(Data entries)
--------------------------------------------------

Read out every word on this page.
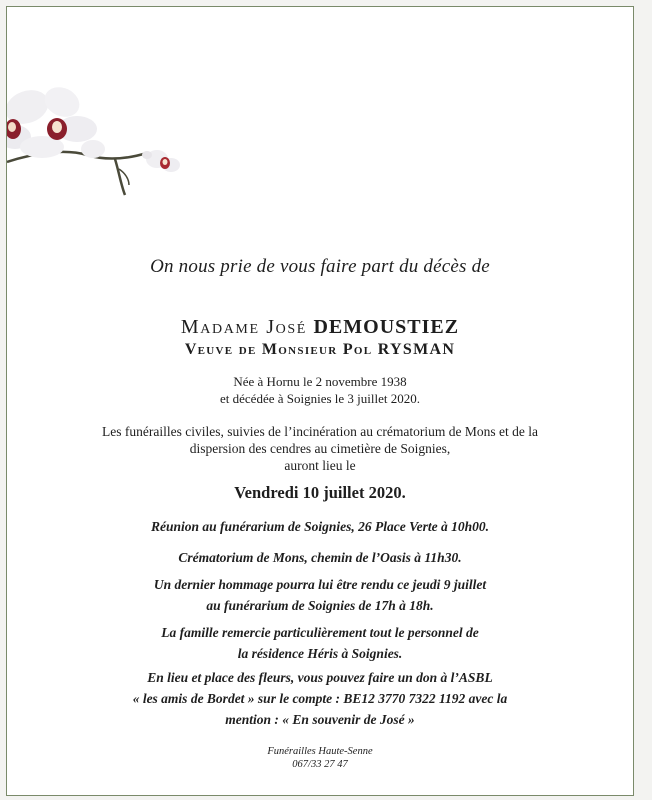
On nous prie de vous faire part du décès de
Madame José DEMOUSTIEZ
Veuve de Monsieur Pol RYSMAN
Née à Hornu le 2 novembre 1938
et décédée à Soignies le 3 juillet 2020.
Les funérailles civiles, suivies de l’incinération au crématorium de Mons et de la
dispersion des cendres au cimetière de Soignies,
auront lieu le
Vendredi 10 juillet 2020.
Réunion au funérarium de Soignies, 26 Place Verte à 10h00.
Crématorium de Mons, chemin de l’Oasis à 11h30.
Un dernier hommage pourra lui être rendu ce jeudi 9 juillet
au funérarium de Soignies de 17h à 18h.
La famille remercie particulièrement tout le personnel de
la résidence Héris à Soignies.
En lieu et place des fleurs, vous pouvez faire un don à l’ASBL
« les amis de Bordet » sur le compte : BE12 3770 7322 1192 avec la
mention : « En souvenir de José »
Funérailles Haute-Senne
067/33 27 47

--------------------------------------------------

EXERCISE REQUIREMENTS: Output all of the entries verbatim, leaving out any images.

FINISHED EXERCISE:
Read out every word on this page.
On nous prie de vous faire part du décès de
Madame José DEMOUSTIEZ
Veuve de Monsieur Pol RYSMAN
Née à Hornu le 2 novembre 1938
et décédée à Soignies le 3 juillet 2020.
Les funérailles civiles, suivies de l’incinération au crématorium de Mons et de la
dispersion des cendres au cimetière de Soignies,
auront lieu le
Vendredi 10 juillet 2020.
Réunion au funérarium de Soignies, 26 Place Verte à 10h00.
Crématorium de Mons, chemin de l’Oasis à 11h30.
Un dernier hommage pourra lui être rendu ce jeudi 9 juillet
au funérarium de Soignies de 17h à 18h.
La famille remercie particulièrement tout le personnel de
la résidence Héris à Soignies.
En lieu et place des fleurs, vous pouvez faire un don à l’ASBL
« les amis de Bordet » sur le compte : BE12 3770 7322 1192 avec la
mention : « En souvenir de José »
Funérailles Haute-Senne
067/33 27 47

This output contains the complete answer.